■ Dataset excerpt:
————
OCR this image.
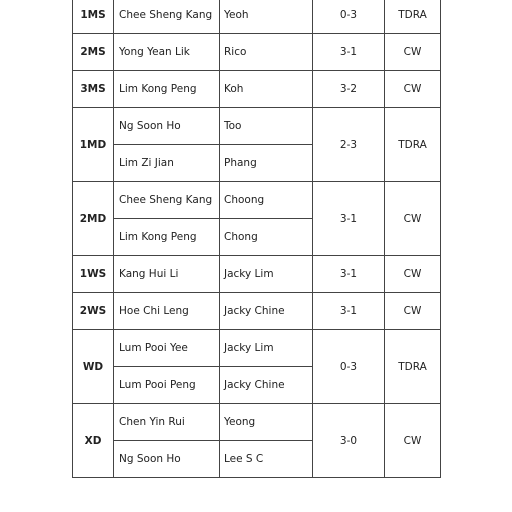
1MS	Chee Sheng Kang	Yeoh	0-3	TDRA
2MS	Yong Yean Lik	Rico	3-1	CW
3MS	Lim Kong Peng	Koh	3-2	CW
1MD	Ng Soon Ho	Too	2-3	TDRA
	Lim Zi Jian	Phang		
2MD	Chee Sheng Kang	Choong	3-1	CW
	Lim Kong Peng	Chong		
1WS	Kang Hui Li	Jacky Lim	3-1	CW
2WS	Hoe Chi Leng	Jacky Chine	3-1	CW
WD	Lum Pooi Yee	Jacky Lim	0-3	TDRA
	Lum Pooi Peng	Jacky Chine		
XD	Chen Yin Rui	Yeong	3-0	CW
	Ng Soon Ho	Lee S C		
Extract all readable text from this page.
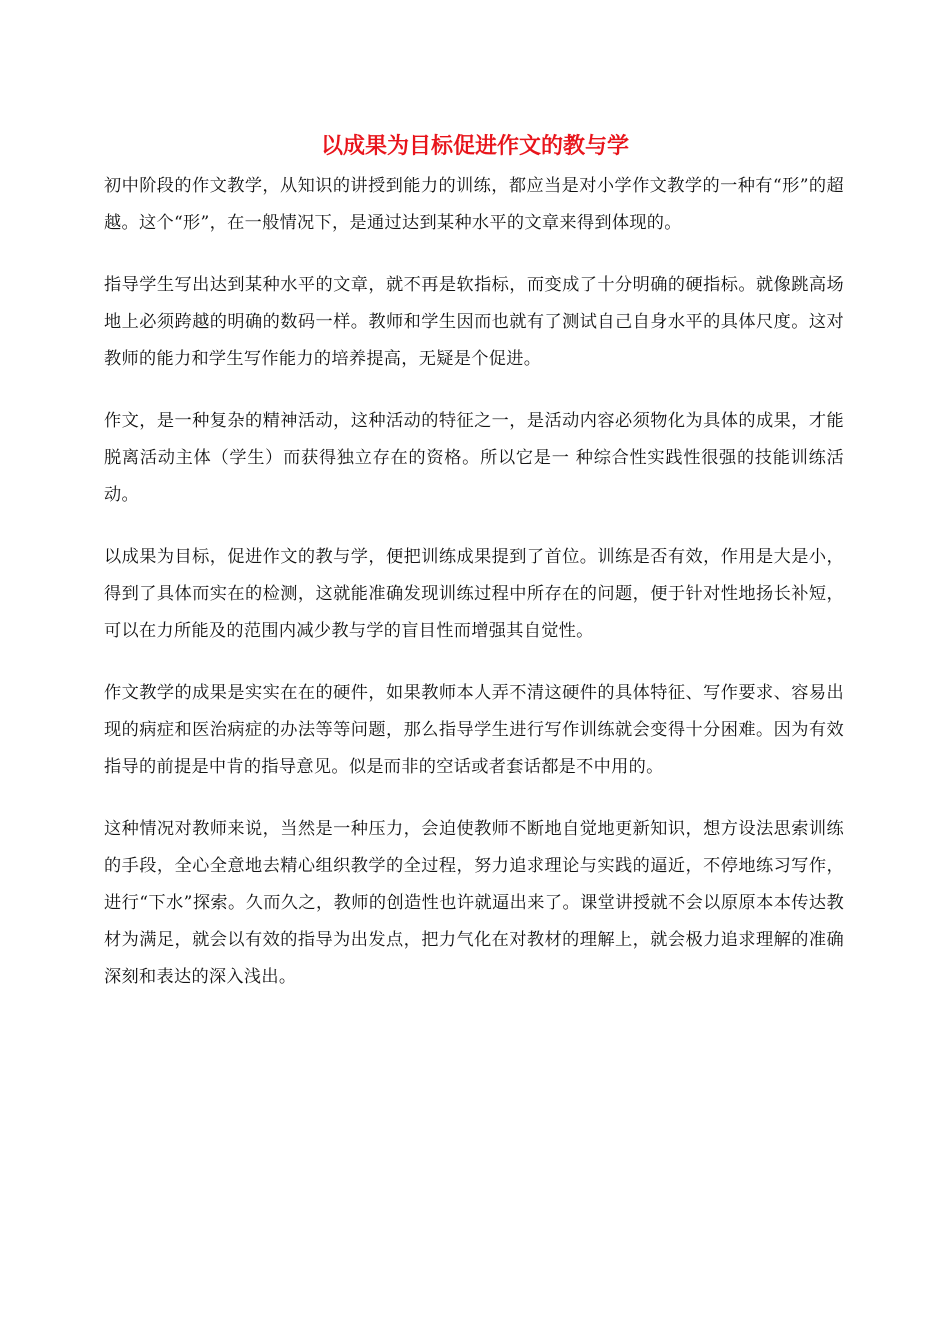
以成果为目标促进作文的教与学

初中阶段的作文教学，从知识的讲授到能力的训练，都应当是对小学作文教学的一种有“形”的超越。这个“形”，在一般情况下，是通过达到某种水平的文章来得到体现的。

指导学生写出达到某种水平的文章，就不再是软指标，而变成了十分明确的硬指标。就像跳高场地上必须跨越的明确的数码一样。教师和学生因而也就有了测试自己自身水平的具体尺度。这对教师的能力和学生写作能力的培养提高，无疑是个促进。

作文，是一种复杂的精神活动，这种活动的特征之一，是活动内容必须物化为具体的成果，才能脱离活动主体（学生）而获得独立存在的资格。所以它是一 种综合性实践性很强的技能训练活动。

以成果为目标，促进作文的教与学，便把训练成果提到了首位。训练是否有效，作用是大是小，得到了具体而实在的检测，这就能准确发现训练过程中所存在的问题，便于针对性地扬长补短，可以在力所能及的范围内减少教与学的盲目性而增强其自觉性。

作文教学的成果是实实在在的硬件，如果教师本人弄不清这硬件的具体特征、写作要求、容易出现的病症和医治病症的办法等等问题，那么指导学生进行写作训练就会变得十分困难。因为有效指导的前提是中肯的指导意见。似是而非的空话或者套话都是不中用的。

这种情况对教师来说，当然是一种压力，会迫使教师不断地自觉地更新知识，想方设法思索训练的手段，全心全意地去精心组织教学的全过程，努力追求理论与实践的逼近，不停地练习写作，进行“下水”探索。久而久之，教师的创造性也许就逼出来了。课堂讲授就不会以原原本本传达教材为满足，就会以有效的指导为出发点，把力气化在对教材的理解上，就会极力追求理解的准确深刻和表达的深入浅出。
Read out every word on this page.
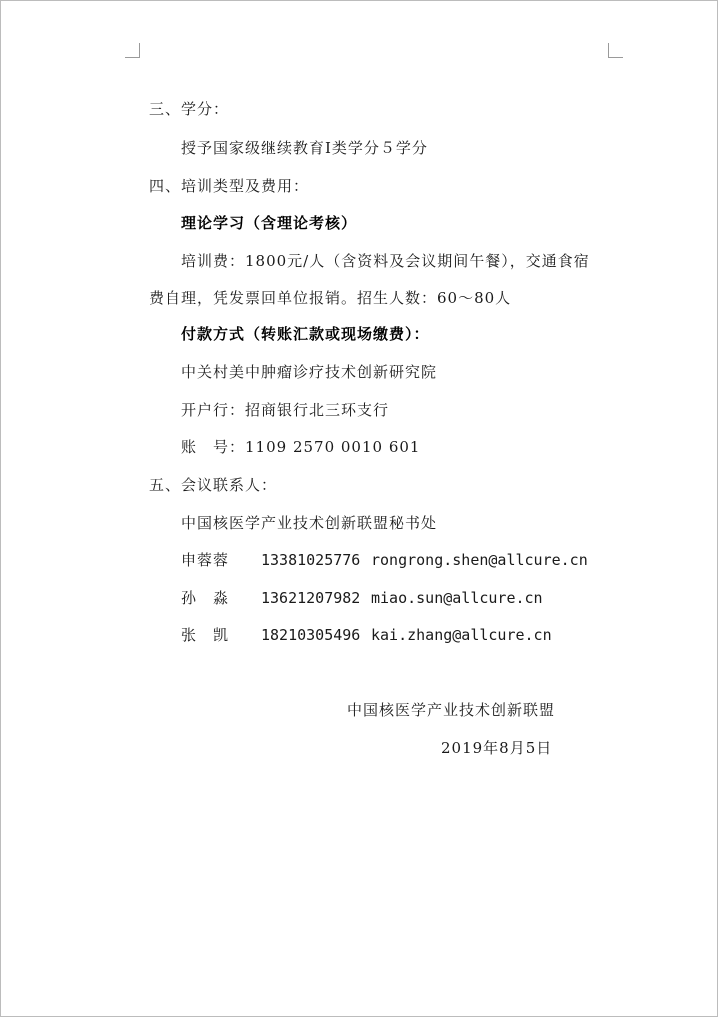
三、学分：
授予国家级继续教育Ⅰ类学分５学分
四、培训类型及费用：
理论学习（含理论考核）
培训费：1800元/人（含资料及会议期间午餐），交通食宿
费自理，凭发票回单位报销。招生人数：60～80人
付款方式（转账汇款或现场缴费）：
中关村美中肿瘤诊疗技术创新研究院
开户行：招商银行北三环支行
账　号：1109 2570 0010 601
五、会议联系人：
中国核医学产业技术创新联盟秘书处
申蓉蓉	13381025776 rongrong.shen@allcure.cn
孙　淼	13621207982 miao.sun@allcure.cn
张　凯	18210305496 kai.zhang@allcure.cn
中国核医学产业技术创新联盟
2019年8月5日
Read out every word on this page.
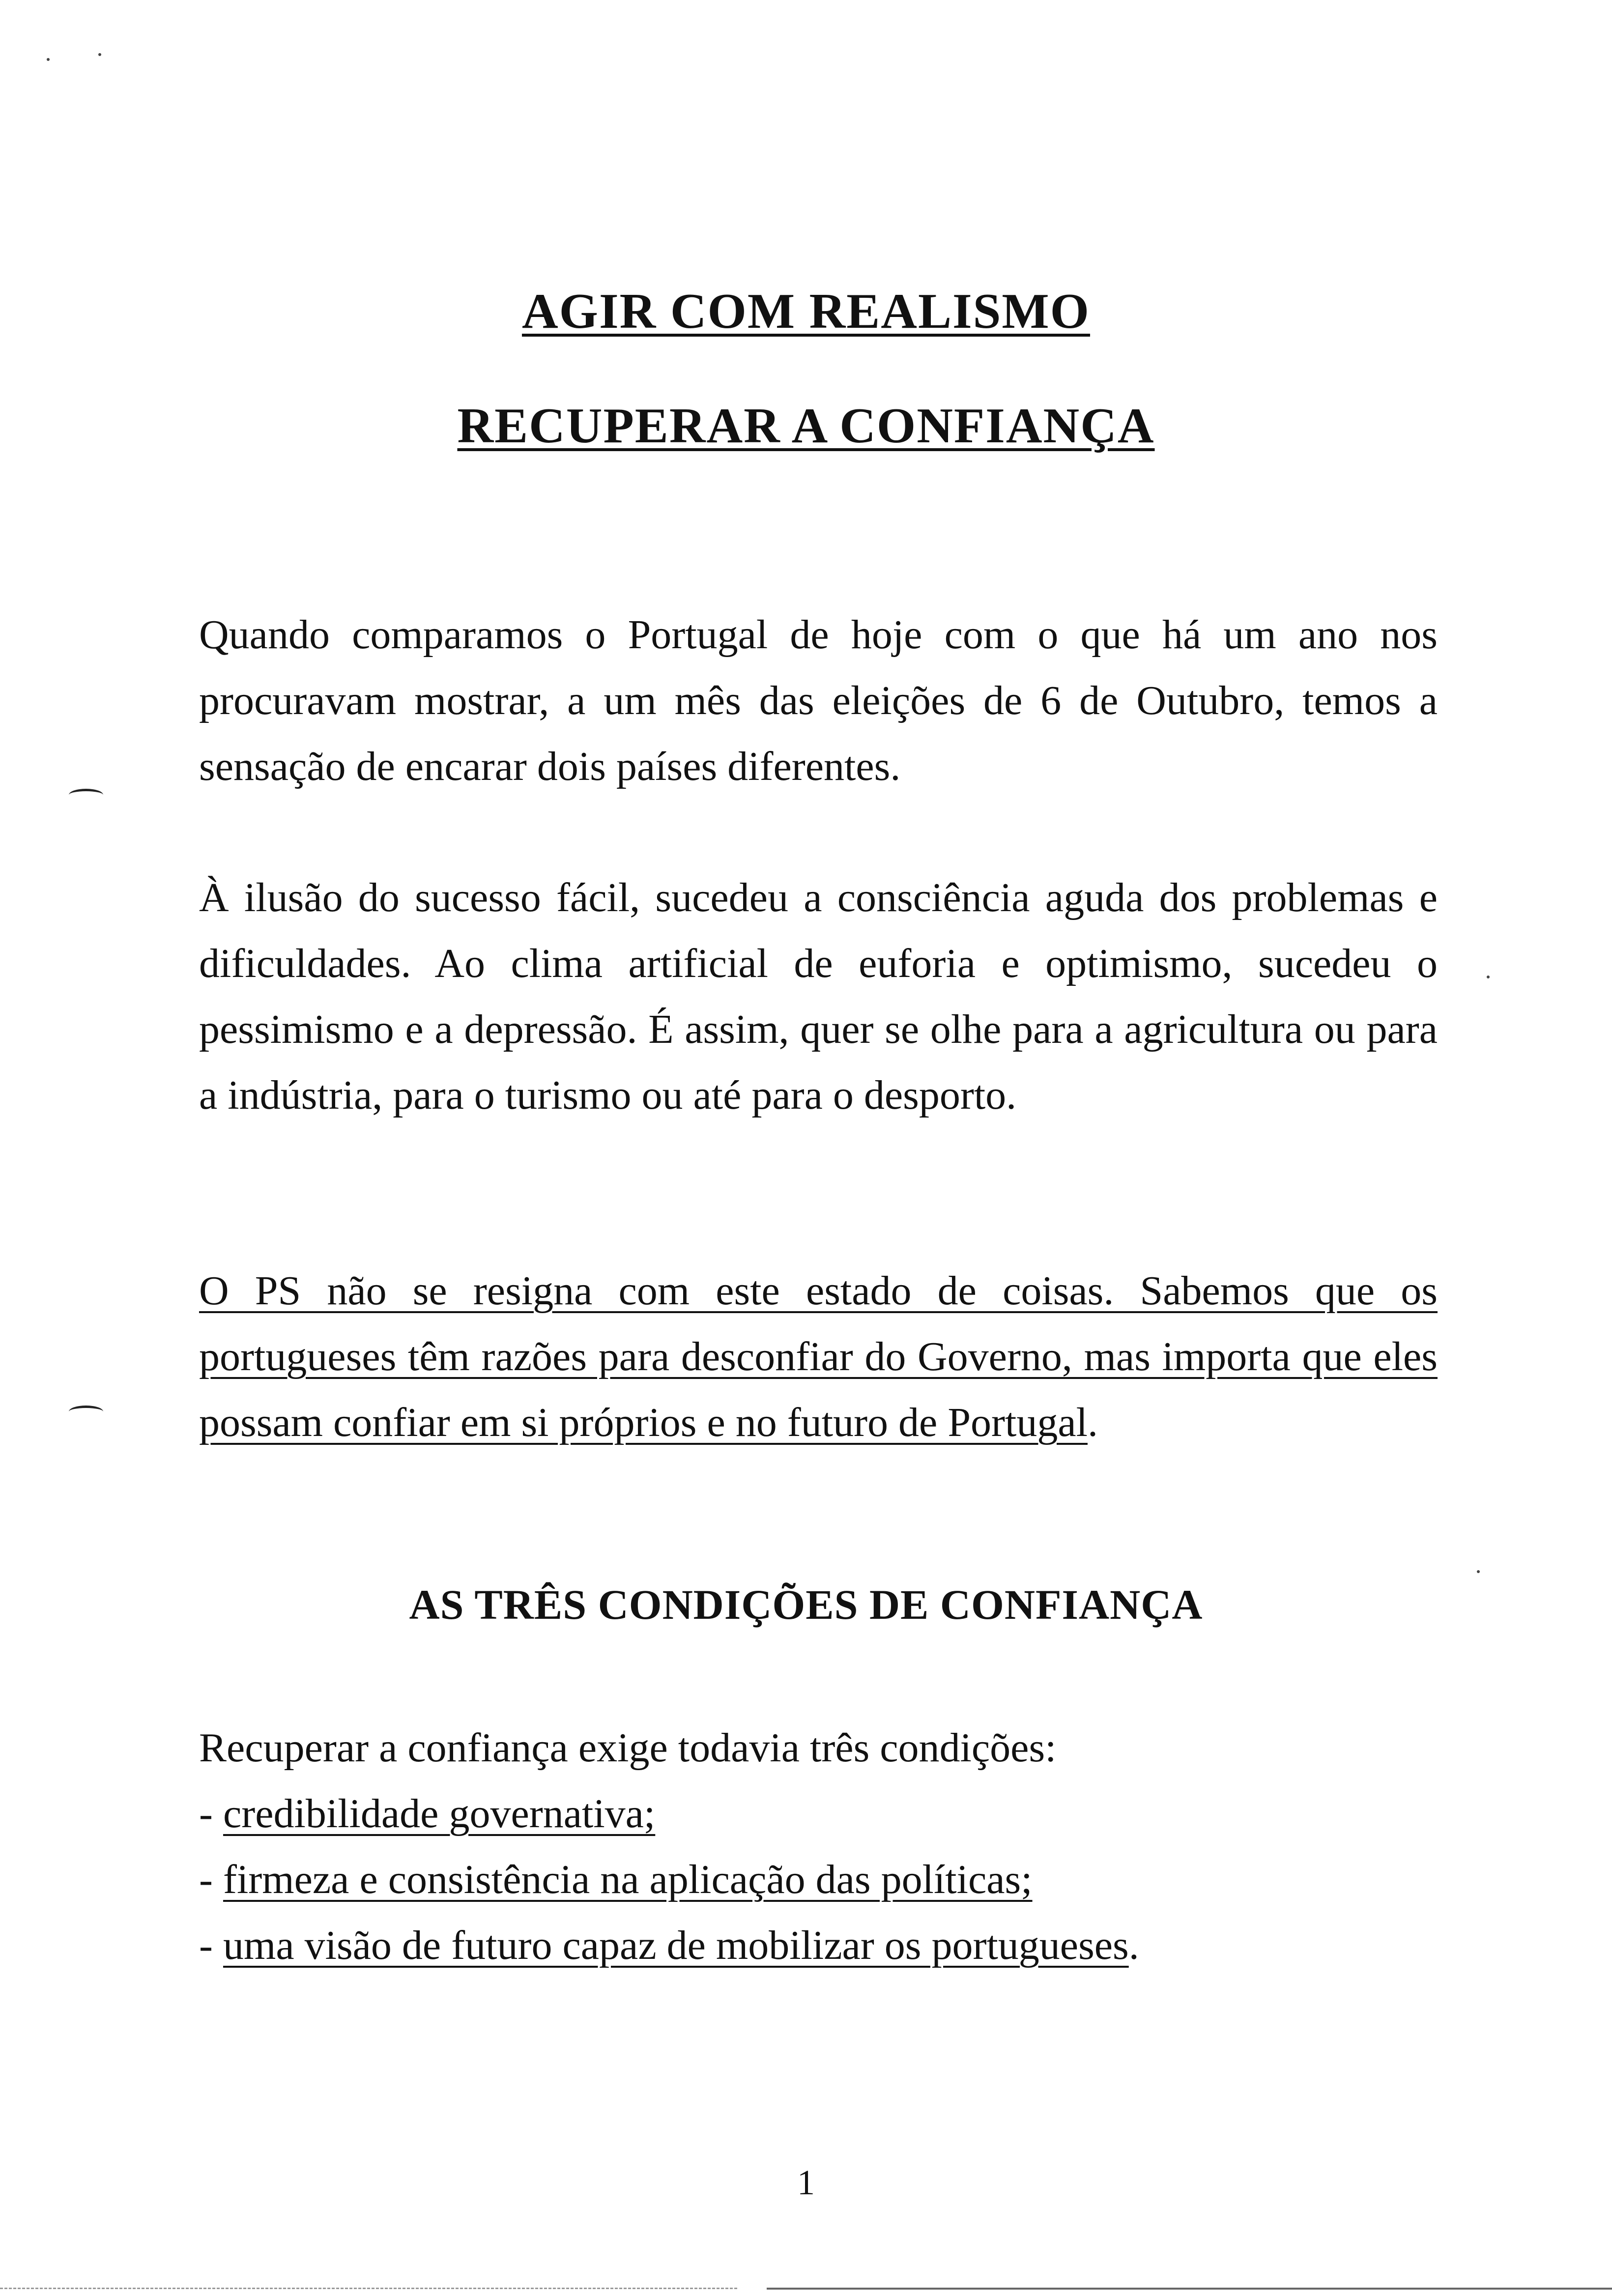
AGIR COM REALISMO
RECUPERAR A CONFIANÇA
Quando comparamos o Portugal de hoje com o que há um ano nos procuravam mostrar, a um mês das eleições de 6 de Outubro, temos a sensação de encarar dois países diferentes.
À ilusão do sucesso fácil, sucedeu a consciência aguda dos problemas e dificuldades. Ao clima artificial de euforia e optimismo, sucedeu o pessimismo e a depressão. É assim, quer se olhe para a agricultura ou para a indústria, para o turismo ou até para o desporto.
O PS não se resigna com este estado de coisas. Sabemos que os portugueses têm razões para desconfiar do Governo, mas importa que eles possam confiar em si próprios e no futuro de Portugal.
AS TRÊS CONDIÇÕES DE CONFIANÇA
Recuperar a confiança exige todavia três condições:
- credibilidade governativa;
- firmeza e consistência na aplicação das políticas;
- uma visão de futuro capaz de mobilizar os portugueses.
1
————
■ Set task: Every line is to be duplicated exactly, though pictures stay out.

■ Result of the exercise:
OCR this image.
1MS	Chee Sheng Kang	Yeoh	0-3	TDRA
2MS	Yong Yean Lik	Rico	3-1	CW
3MS	Lim Kong Peng	Koh	3-2	CW
1MD	Ng Soon Ho	Too	2-3	TDRA
	Lim Zi Jian	Phang		
2MD	Chee Sheng Kang	Choong	3-1	CW
	Lim Kong Peng	Chong		
1WS	Kang Hui Li	Jacky Lim	3-1	CW
2WS	Hoe Chi Leng	Jacky Chine	3-1	CW
WD	Lum Pooi Yee	Jacky Lim	0-3	TDRA
	Lum Pooi Peng	Jacky Chine		
XD	Chen Yin Rui	Yeong	3-0	CW
	Ng Soon Ho	Lee S C		
Extract all readable text from this page.
以成果为目标促进作文的教与学

初中阶段的作文教学，从知识的讲授到能力的训练，都应当是对小学作文教学的一种有“形”的超越。这个“形”，在一般情况下，是通过达到某种水平的文章来得到体现的。

指导学生写出达到某种水平的文章，就不再是软指标，而变成了十分明确的硬指标。就像跳高场地上必须跨越的明确的数码一样。教师和学生因而也就有了测试自己自身水平的具体尺度。这对教师的能力和学生写作能力的培养提高，无疑是个促进。

作文，是一种复杂的精神活动，这种活动的特征之一，是活动内容必须物化为具体的成果，才能脱离活动主体（学生）而获得独立存在的资格。所以它是一 种综合性实践性很强的技能训练活动。

以成果为目标，促进作文的教与学，便把训练成果提到了首位。训练是否有效，作用是大是小，得到了具体而实在的检测，这就能准确发现训练过程中所存在的问题，便于针对性地扬长补短，可以在力所能及的范围内减少教与学的盲目性而增强其自觉性。

作文教学的成果是实实在在的硬件，如果教师本人弄不清这硬件的具体特征、写作要求、容易出现的病症和医治病症的办法等等问题，那么指导学生进行写作训练就会变得十分困难。因为有效指导的前提是中肯的指导意见。似是而非的空话或者套话都是不中用的。

这种情况对教师来说，当然是一种压力，会迫使教师不断地自觉地更新知识，想方设法思索训练的手段，全心全意地去精心组织教学的全过程，努力追求理论与实践的逼近，不停地练习写作，进行“下水”探索。久而久之，教师的创造性也许就逼出来了。课堂讲授就不会以原原本本传达教材为满足，就会以有效的指导为出发点，把力气化在对教材的理解上，就会极力追求理解的准确深刻和表达的深入浅出。
Read out every word on this page.
三、学分：
授予国家级继续教育Ⅰ类学分５学分
四、培训类型及费用：
理论学习（含理论考核）
培训费：1800元/人（含资料及会议期间午餐），交通食宿
费自理，凭发票回单位报销。招生人数：60～80人
付款方式（转账汇款或现场缴费）：
中关村美中肿瘤诊疗技术创新研究院
开户行：招商银行北三环支行
账　号：1109 2570 0010 601
五、会议联系人：
中国核医学产业技术创新联盟秘书处
申蓉蓉	13381025776 rongrong.shen@allcure.cn
孙　淼	13621207982 miao.sun@allcure.cn
张　凯	18210305496 kai.zhang@allcure.cn
中国核医学产业技术创新联盟
2019年8月5日
Read out every word on this page.
AGIR COM REALISMO
RECUPERAR A CONFIANÇA
Quando comparamos o Portugal de hoje com o que há um ano nos procuravam mostrar, a um mês das eleições de 6 de Outubro, temos a sensação de encarar dois países diferentes.
À ilusão do sucesso fácil, sucedeu a consciência aguda dos problemas e dificuldades. Ao clima artificial de euforia e optimismo, sucedeu o pessimismo e a depressão. É assim, quer se olhe para a agricultura ou para a indústria, para o turismo ou até para o desporto.
O PS não se resigna com este estado de coisas. Sabemos que os portugueses têm razões para desconfiar do Governo, mas importa que eles possam confiar em si próprios e no futuro de Portugal.
AS TRÊS CONDIÇÕES DE CONFIANÇA
Recuperar a confiança exige todavia três condições:
- credibilidade governativa;
- firmeza e consistência na aplicação das políticas;
- uma visão de futuro capaz de mobilizar os portugueses.
1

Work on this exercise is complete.